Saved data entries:

● ● ●

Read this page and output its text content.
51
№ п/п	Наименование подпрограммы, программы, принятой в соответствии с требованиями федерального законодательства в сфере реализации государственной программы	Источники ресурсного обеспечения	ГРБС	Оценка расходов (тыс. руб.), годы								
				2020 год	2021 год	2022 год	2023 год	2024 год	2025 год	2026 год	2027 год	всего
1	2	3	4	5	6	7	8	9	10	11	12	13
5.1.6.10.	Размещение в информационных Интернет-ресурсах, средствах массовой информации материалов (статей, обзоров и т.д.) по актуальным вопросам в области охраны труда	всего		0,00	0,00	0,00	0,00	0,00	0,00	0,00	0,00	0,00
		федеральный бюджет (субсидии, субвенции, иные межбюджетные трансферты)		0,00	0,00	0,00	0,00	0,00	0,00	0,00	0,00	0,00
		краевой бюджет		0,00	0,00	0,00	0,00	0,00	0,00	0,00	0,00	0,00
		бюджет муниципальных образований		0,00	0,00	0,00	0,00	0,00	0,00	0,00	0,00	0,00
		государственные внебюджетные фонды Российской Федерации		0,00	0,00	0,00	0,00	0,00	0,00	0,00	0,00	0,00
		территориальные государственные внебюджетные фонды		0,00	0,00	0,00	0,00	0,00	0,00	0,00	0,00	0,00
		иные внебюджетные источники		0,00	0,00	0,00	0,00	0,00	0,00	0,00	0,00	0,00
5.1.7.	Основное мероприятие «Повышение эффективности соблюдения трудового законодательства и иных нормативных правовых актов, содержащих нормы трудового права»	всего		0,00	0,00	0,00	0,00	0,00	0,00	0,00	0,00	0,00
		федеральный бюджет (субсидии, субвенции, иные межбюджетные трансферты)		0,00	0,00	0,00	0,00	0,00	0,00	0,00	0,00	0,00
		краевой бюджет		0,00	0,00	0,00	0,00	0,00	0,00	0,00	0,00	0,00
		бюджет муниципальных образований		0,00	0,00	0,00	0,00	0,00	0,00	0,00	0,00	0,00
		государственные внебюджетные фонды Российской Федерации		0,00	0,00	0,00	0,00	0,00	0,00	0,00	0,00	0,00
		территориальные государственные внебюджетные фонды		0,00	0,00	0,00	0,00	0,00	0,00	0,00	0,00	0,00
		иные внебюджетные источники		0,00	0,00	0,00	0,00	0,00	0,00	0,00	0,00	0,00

● ● ●

## CHALLENGE
Your task is to retype all of the records exactly.

## ANSWER TO THIS EXERCISE
Read this page and output its text content.
51
№ п/п	Наименование подпрограммы, программы, принятой в соответствии с требованиями федерального законодательства в сфере реализации государственной программы	Источники ресурсного обеспечения	ГРБС	Оценка расходов (тыс. руб.), годы								
				2020 год	2021 год	2022 год	2023 год	2024 год	2025 год	2026 год	2027 год	всего
1	2	3	4	5	6	7	8	9	10	11	12	13
5.1.6.10.	Размещение в информационных Интернет-ресурсах, средствах массовой информации материалов (статей, обзоров и т.д.) по актуальным вопросам в области охраны труда	всего		0,00	0,00	0,00	0,00	0,00	0,00	0,00	0,00	0,00
		федеральный бюджет (субсидии, субвенции, иные межбюджетные трансферты)		0,00	0,00	0,00	0,00	0,00	0,00	0,00	0,00	0,00
		краевой бюджет		0,00	0,00	0,00	0,00	0,00	0,00	0,00	0,00	0,00
		бюджет муниципальных образований		0,00	0,00	0,00	0,00	0,00	0,00	0,00	0,00	0,00
		государственные внебюджетные фонды Российской Федерации		0,00	0,00	0,00	0,00	0,00	0,00	0,00	0,00	0,00
		территориальные государственные внебюджетные фонды		0,00	0,00	0,00	0,00	0,00	0,00	0,00	0,00	0,00
		иные внебюджетные источники		0,00	0,00	0,00	0,00	0,00	0,00	0,00	0,00	0,00
5.1.7.	Основное мероприятие «Повышение эффективности соблюдения трудового законодательства и иных нормативных правовых актов, содержащих нормы трудового права»	всего		0,00	0,00	0,00	0,00	0,00	0,00	0,00	0,00	0,00
		федеральный бюджет (субсидии, субвенции, иные межбюджетные трансферты)		0,00	0,00	0,00	0,00	0,00	0,00	0,00	0,00	0,00
		краевой бюджет		0,00	0,00	0,00	0,00	0,00	0,00	0,00	0,00	0,00
		бюджет муниципальных образований		0,00	0,00	0,00	0,00	0,00	0,00	0,00	0,00	0,00
		государственные внебюджетные фонды Российской Федерации		0,00	0,00	0,00	0,00	0,00	0,00	0,00	0,00	0,00
		территориальные государственные внебюджетные фонды		0,00	0,00	0,00	0,00	0,00	0,00	0,00	0,00	0,00
		иные внебюджетные источники		0,00	0,00	0,00	0,00	0,00	0,00	0,00	0,00	0,00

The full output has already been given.